Stored entries:
"""

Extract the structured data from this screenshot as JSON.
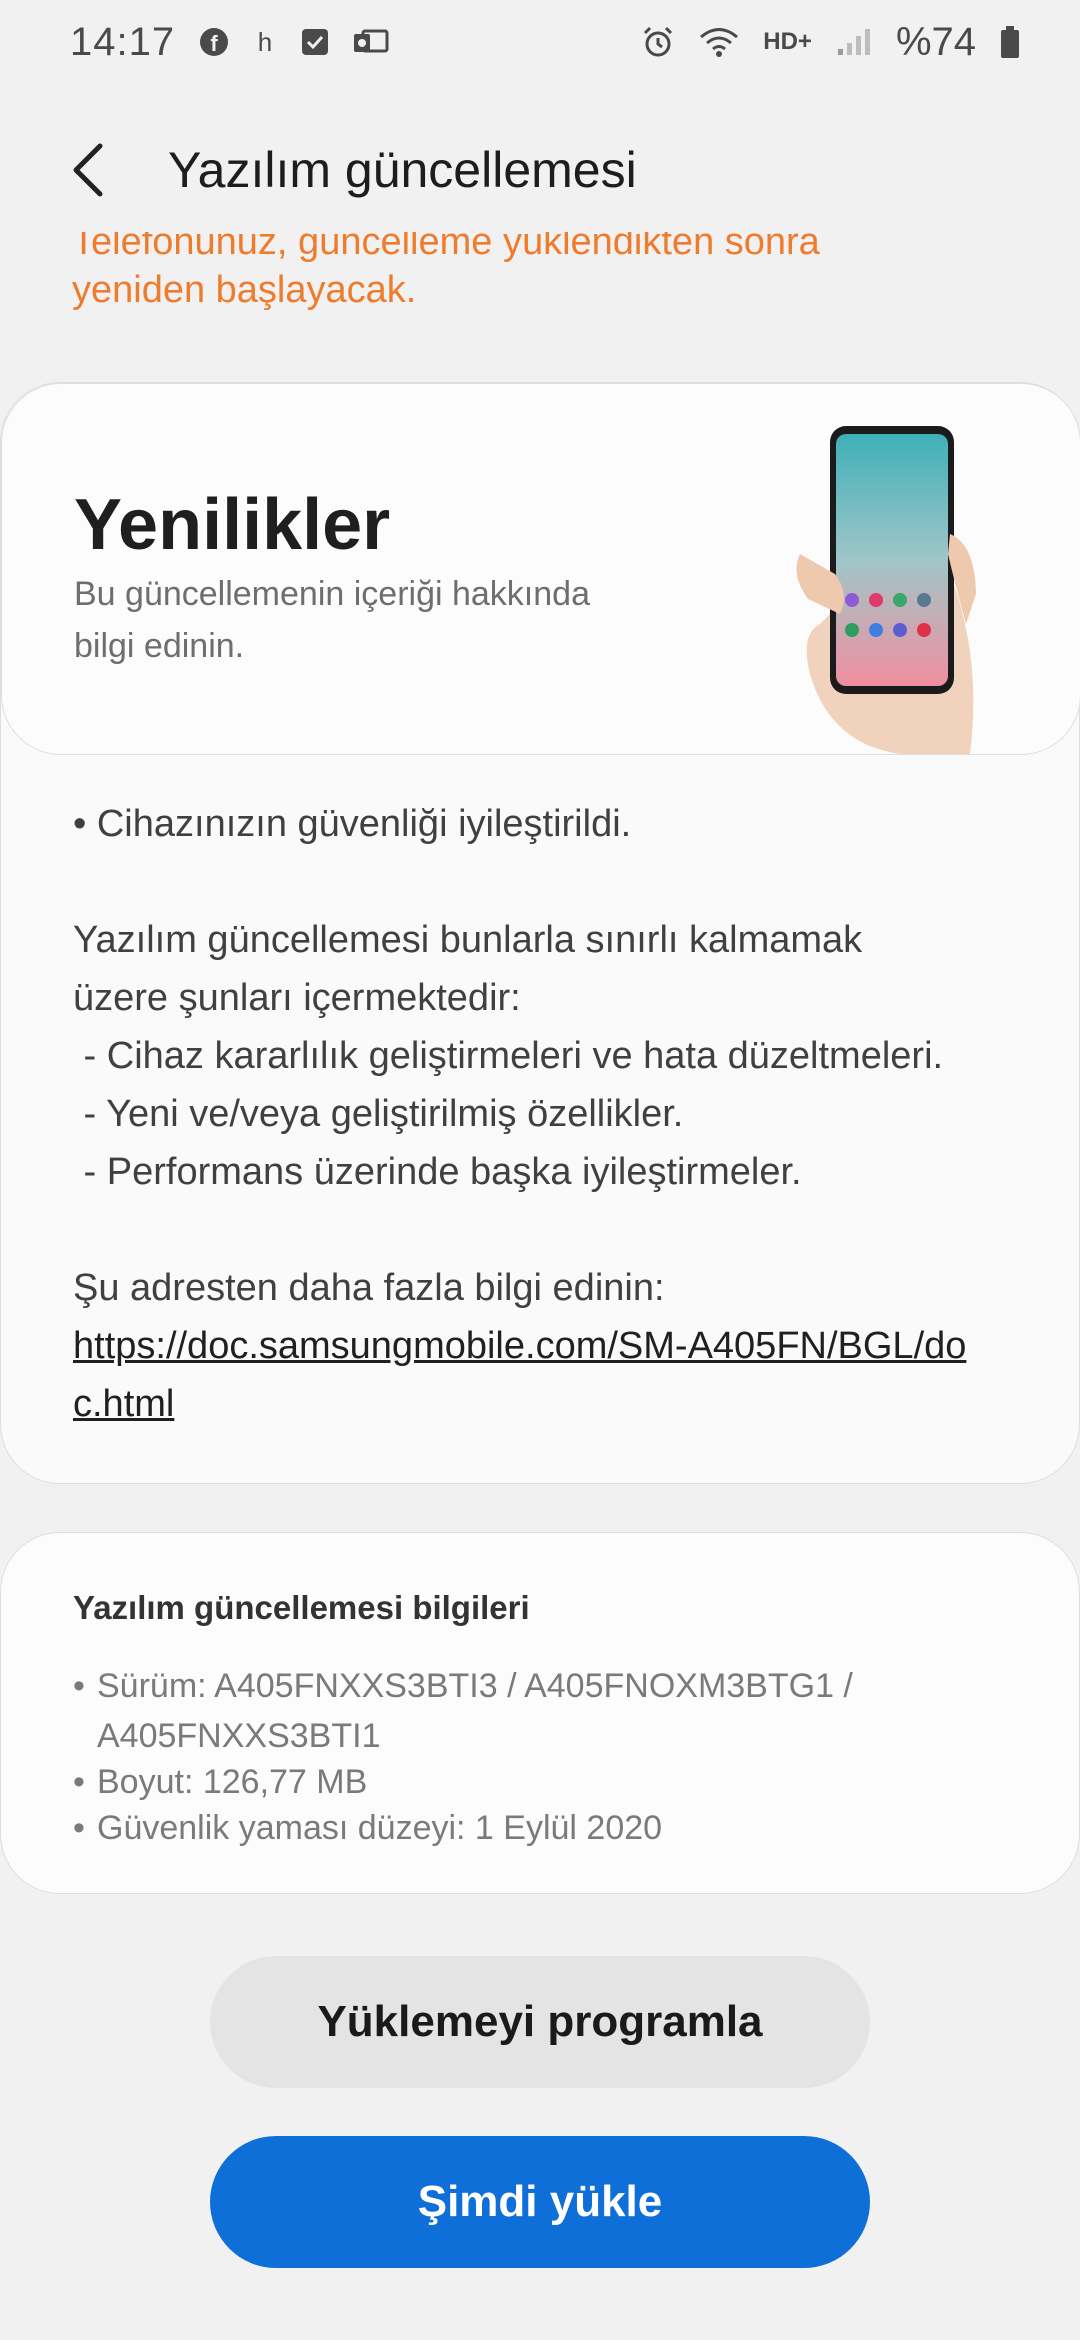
{
  "status_bar": {
    "time": "14:17",
    "left_icons": [
      "facebook-icon",
      "h-icon",
      "checkbox-icon",
      "outlook-icon"
    ],
    "network_label": "HD+",
    "battery_text": "%74"
  },
  "header": {
    "title": "Yazılım güncellemesi"
  },
  "warning": {
    "line1": "Telefonunuz, güncelleme yüklendikten sonra",
    "line2": "yeniden başlayacak.",
    "color": "#ef7b2c"
  },
  "news": {
    "title": "Yenilikler",
    "subtitle": "Bu güncellemenin içeriği hakkında bilgi edinin.",
    "bullet": "• Cihazınızın güvenliği iyileştirildi.",
    "paragraph_line1": "Yazılım güncellemesi bunlarla sınırlı kalmamak",
    "paragraph_line2": "üzere şunları içermektedir:",
    "items": [
      " - Cihaz kararlılık geliştirmeleri ve hata düzeltmeleri.",
      " - Yeni ve/veya geliştirilmiş özellikler.",
      " - Performans üzerinde başka iyileştirmeler."
    ],
    "more_info": "Şu adresten daha fazla bilgi edinin:",
    "link": "https://doc.samsungmobile.com/SM-A405FN/BGL/doc.html"
  },
  "info": {
    "title": "Yazılım güncellemesi bilgileri",
    "version": "Sürüm: A405FNXXS3BTI3 / A405FNOXM3BTG1 / A405FNXXS3BTI1",
    "size": "Boyut: 126,77 MB",
    "security_patch": "Güvenlik yaması düzeyi: 1 Eylül 2020"
  },
  "buttons": {
    "schedule": "Yüklemeyi programla",
    "install": "Şimdi yükle"
  },
  "colors": {
    "accent": "#0f6fd9",
    "warning": "#ef7b2c",
    "background": "#f1f1f1"
  }
}
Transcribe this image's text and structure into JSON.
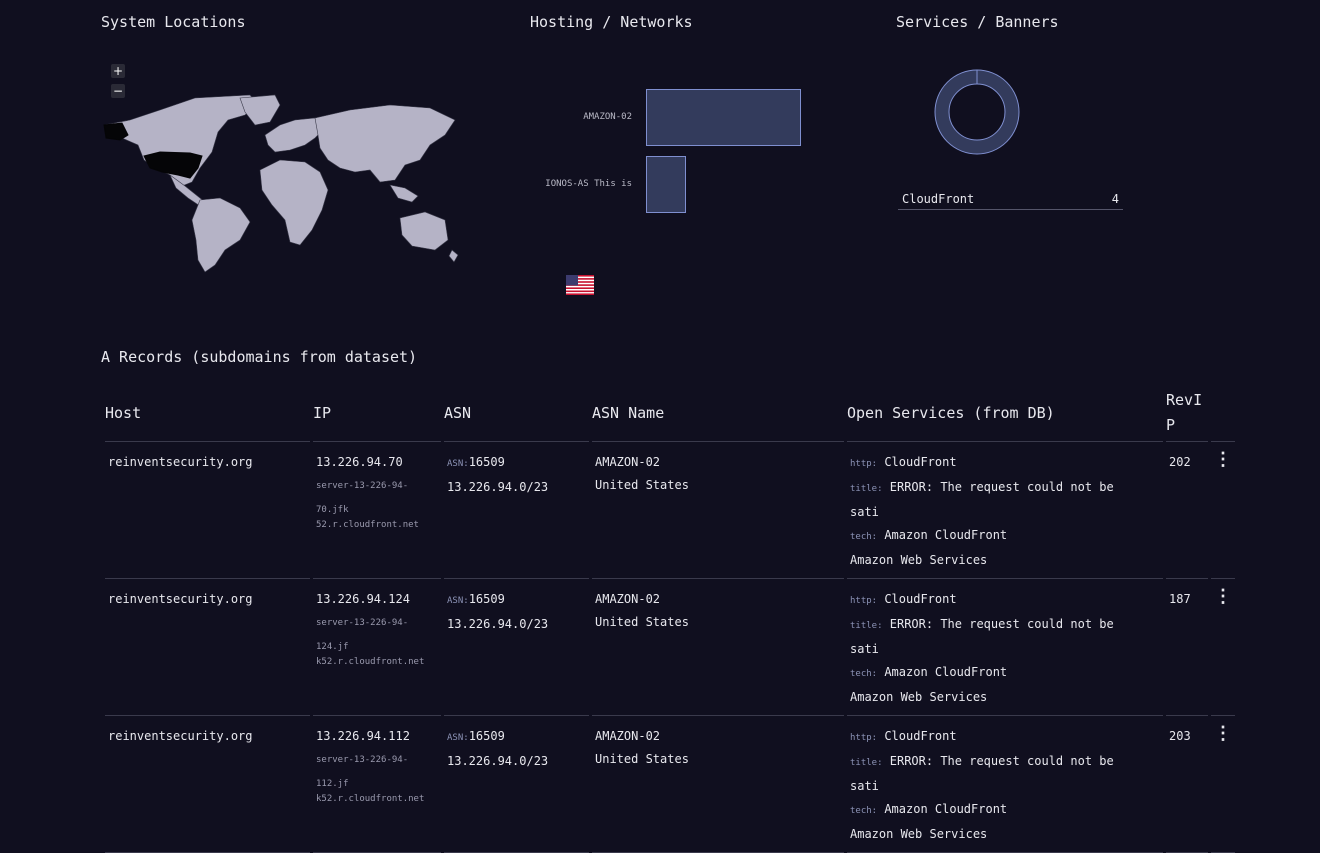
{
  "sections": {
    "locations_title": "System Locations",
    "hosting_title": "Hosting / Networks",
    "services_title": "Services / Banners",
    "records_title": "A Records (subdomains from dataset)"
  },
  "map": {
    "zoom_in": "+",
    "zoom_out": "−",
    "highlighted_country": "United States"
  },
  "hosting_chart": {
    "chart_data": {
      "type": "bar",
      "orientation": "horizontal",
      "categories": [
        "AMAZON-02",
        "IONOS-AS This is"
      ],
      "values": [
        4,
        1
      ]
    }
  },
  "flag": "us-flag",
  "services_chart": {
    "chart_data": {
      "type": "pie",
      "categories": [
        "CloudFront"
      ],
      "values": [
        4
      ]
    },
    "legend": [
      {
        "label": "CloudFront",
        "count": "4"
      }
    ]
  },
  "table": {
    "headers": {
      "host": "Host",
      "ip": "IP",
      "asn": "ASN",
      "asn_name": "ASN Name",
      "services": "Open Services (from DB)",
      "revip_1": "RevI",
      "revip_2": "P"
    },
    "rows": [
      {
        "host": "reinventsecurity.org",
        "ip": "13.226.94.70",
        "ptr_1": "server-13-226-94-70.jfk",
        "ptr_2": "52.r.cloudfront.net",
        "asn_label": "ASN:",
        "asn": "16509",
        "netblock": "13.226.94.0/23",
        "asn_name": "AMAZON-02",
        "country": "United States",
        "http_label": "http:",
        "http": "CloudFront",
        "title_label": "title:",
        "title_1": "ERROR: The request could not be",
        "title_2": "sati",
        "tech_label": "tech:",
        "tech": "Amazon CloudFront",
        "tech_2": "Amazon Web Services",
        "revip": "202",
        "menu": "⋮"
      },
      {
        "host": "reinventsecurity.org",
        "ip": "13.226.94.124",
        "ptr_1": "server-13-226-94-124.jf",
        "ptr_2": "k52.r.cloudfront.net",
        "asn_label": "ASN:",
        "asn": "16509",
        "netblock": "13.226.94.0/23",
        "asn_name": "AMAZON-02",
        "country": "United States",
        "http_label": "http:",
        "http": "CloudFront",
        "title_label": "title:",
        "title_1": "ERROR: The request could not be",
        "title_2": "sati",
        "tech_label": "tech:",
        "tech": "Amazon CloudFront",
        "tech_2": "Amazon Web Services",
        "revip": "187",
        "menu": "⋮"
      },
      {
        "host": "reinventsecurity.org",
        "ip": "13.226.94.112",
        "ptr_1": "server-13-226-94-112.jf",
        "ptr_2": "k52.r.cloudfront.net",
        "asn_label": "ASN:",
        "asn": "16509",
        "netblock": "13.226.94.0/23",
        "asn_name": "AMAZON-02",
        "country": "United States",
        "http_label": "http:",
        "http": "CloudFront",
        "title_label": "title:",
        "title_1": "ERROR: The request could not be",
        "title_2": "sati",
        "tech_label": "tech:",
        "tech": "Amazon CloudFront",
        "tech_2": "Amazon Web Services",
        "revip": "203",
        "menu": "⋮"
      }
    ]
  }
}
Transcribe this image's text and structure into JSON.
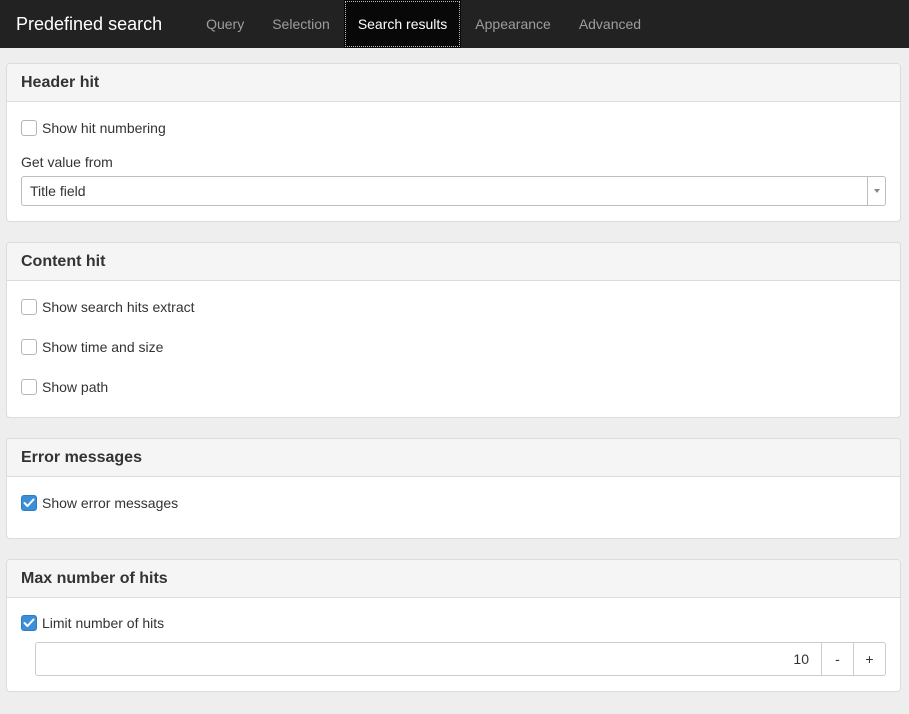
{
  "navbar": {
    "brand": "Predefined search",
    "tabs": [
      {
        "label": "Query",
        "active": false
      },
      {
        "label": "Selection",
        "active": false
      },
      {
        "label": "Search results",
        "active": true
      },
      {
        "label": "Appearance",
        "active": false
      },
      {
        "label": "Advanced",
        "active": false
      }
    ]
  },
  "panels": {
    "header_hit": {
      "title": "Header hit",
      "show_hit_numbering": {
        "label": "Show hit numbering",
        "checked": false
      },
      "get_value_label": "Get value from",
      "get_value_selected": "Title field"
    },
    "content_hit": {
      "title": "Content hit",
      "options": [
        {
          "label": "Show search hits extract",
          "checked": false
        },
        {
          "label": "Show time and size",
          "checked": false
        },
        {
          "label": "Show path",
          "checked": false
        }
      ]
    },
    "error_messages": {
      "title": "Error messages",
      "show_error_messages": {
        "label": "Show error messages",
        "checked": true
      }
    },
    "max_hits": {
      "title": "Max number of hits",
      "limit_hits": {
        "label": "Limit number of hits",
        "checked": true
      },
      "value": "10",
      "decrement_label": "-",
      "increment_label": "+"
    }
  },
  "colors": {
    "navbar_bg": "#222222",
    "checkbox_checked": "#3b8fd9"
  }
}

"""

Pictures are to be left out; all else in the entries above is to be quoted exactly.

-- Solution to this problem --
Extract the structured data from this screenshot as JSON.
{
  "status_bar": {
    "time": "14:17",
    "left_icons": [
      "facebook-icon",
      "h-icon",
      "checkbox-icon",
      "outlook-icon"
    ],
    "network_label": "HD+",
    "battery_text": "%74"
  },
  "header": {
    "title": "Yazılım güncellemesi"
  },
  "warning": {
    "line1": "Telefonunuz, güncelleme yüklendikten sonra",
    "line2": "yeniden başlayacak.",
    "color": "#ef7b2c"
  },
  "news": {
    "title": "Yenilikler",
    "subtitle": "Bu güncellemenin içeriği hakkında bilgi edinin.",
    "bullet": "• Cihazınızın güvenliği iyileştirildi.",
    "paragraph_line1": "Yazılım güncellemesi bunlarla sınırlı kalmamak",
    "paragraph_line2": "üzere şunları içermektedir:",
    "items": [
      " - Cihaz kararlılık geliştirmeleri ve hata düzeltmeleri.",
      " - Yeni ve/veya geliştirilmiş özellikler.",
      " - Performans üzerinde başka iyileştirmeler."
    ],
    "more_info": "Şu adresten daha fazla bilgi edinin:",
    "link": "https://doc.samsungmobile.com/SM-A405FN/BGL/doc.html"
  },
  "info": {
    "title": "Yazılım güncellemesi bilgileri",
    "version": "Sürüm: A405FNXXS3BTI3 / A405FNOXM3BTG1 / A405FNXXS3BTI1",
    "size": "Boyut: 126,77 MB",
    "security_patch": "Güvenlik yaması düzeyi: 1 Eylül 2020"
  },
  "buttons": {
    "schedule": "Yüklemeyi programla",
    "install": "Şimdi yükle"
  },
  "colors": {
    "accent": "#0f6fd9",
    "warning": "#ef7b2c",
    "background": "#f1f1f1"
  }
}
Transcribe this image's text and structure into JSON.
{
  "sections": {
    "locations_title": "System Locations",
    "hosting_title": "Hosting / Networks",
    "services_title": "Services / Banners",
    "records_title": "A Records (subdomains from dataset)"
  },
  "map": {
    "zoom_in": "+",
    "zoom_out": "−",
    "highlighted_country": "United States"
  },
  "hosting_chart": {
    "chart_data": {
      "type": "bar",
      "orientation": "horizontal",
      "categories": [
        "AMAZON-02",
        "IONOS-AS This is"
      ],
      "values": [
        4,
        1
      ]
    }
  },
  "flag": "us-flag",
  "services_chart": {
    "chart_data": {
      "type": "pie",
      "categories": [
        "CloudFront"
      ],
      "values": [
        4
      ]
    },
    "legend": [
      {
        "label": "CloudFront",
        "count": "4"
      }
    ]
  },
  "table": {
    "headers": {
      "host": "Host",
      "ip": "IP",
      "asn": "ASN",
      "asn_name": "ASN Name",
      "services": "Open Services (from DB)",
      "revip_1": "RevI",
      "revip_2": "P"
    },
    "rows": [
      {
        "host": "reinventsecurity.org",
        "ip": "13.226.94.70",
        "ptr_1": "server-13-226-94-70.jfk",
        "ptr_2": "52.r.cloudfront.net",
        "asn_label": "ASN:",
        "asn": "16509",
        "netblock": "13.226.94.0/23",
        "asn_name": "AMAZON-02",
        "country": "United States",
        "http_label": "http:",
        "http": "CloudFront",
        "title_label": "title:",
        "title_1": "ERROR: The request could not be",
        "title_2": "sati",
        "tech_label": "tech:",
        "tech": "Amazon CloudFront",
        "tech_2": "Amazon Web Services",
        "revip": "202",
        "menu": "⋮"
      },
      {
        "host": "reinventsecurity.org",
        "ip": "13.226.94.124",
        "ptr_1": "server-13-226-94-124.jf",
        "ptr_2": "k52.r.cloudfront.net",
        "asn_label": "ASN:",
        "asn": "16509",
        "netblock": "13.226.94.0/23",
        "asn_name": "AMAZON-02",
        "country": "United States",
        "http_label": "http:",
        "http": "CloudFront",
        "title_label": "title:",
        "title_1": "ERROR: The request could not be",
        "title_2": "sati",
        "tech_label": "tech:",
        "tech": "Amazon CloudFront",
        "tech_2": "Amazon Web Services",
        "revip": "187",
        "menu": "⋮"
      },
      {
        "host": "reinventsecurity.org",
        "ip": "13.226.94.112",
        "ptr_1": "server-13-226-94-112.jf",
        "ptr_2": "k52.r.cloudfront.net",
        "asn_label": "ASN:",
        "asn": "16509",
        "netblock": "13.226.94.0/23",
        "asn_name": "AMAZON-02",
        "country": "United States",
        "http_label": "http:",
        "http": "CloudFront",
        "title_label": "title:",
        "title_1": "ERROR: The request could not be",
        "title_2": "sati",
        "tech_label": "tech:",
        "tech": "Amazon CloudFront",
        "tech_2": "Amazon Web Services",
        "revip": "203",
        "menu": "⋮"
      }
    ]
  }
}
Transcribe this image's text and structure into JSON.
{
  "navbar": {
    "brand": "Predefined search",
    "tabs": [
      {
        "label": "Query",
        "active": false
      },
      {
        "label": "Selection",
        "active": false
      },
      {
        "label": "Search results",
        "active": true
      },
      {
        "label": "Appearance",
        "active": false
      },
      {
        "label": "Advanced",
        "active": false
      }
    ]
  },
  "panels": {
    "header_hit": {
      "title": "Header hit",
      "show_hit_numbering": {
        "label": "Show hit numbering",
        "checked": false
      },
      "get_value_label": "Get value from",
      "get_value_selected": "Title field"
    },
    "content_hit": {
      "title": "Content hit",
      "options": [
        {
          "label": "Show search hits extract",
          "checked": false
        },
        {
          "label": "Show time and size",
          "checked": false
        },
        {
          "label": "Show path",
          "checked": false
        }
      ]
    },
    "error_messages": {
      "title": "Error messages",
      "show_error_messages": {
        "label": "Show error messages",
        "checked": true
      }
    },
    "max_hits": {
      "title": "Max number of hits",
      "limit_hits": {
        "label": "Limit number of hits",
        "checked": true
      },
      "value": "10",
      "decrement_label": "-",
      "increment_label": "+"
    }
  },
  "colors": {
    "navbar_bg": "#222222",
    "checkbox_checked": "#3b8fd9"
  }
}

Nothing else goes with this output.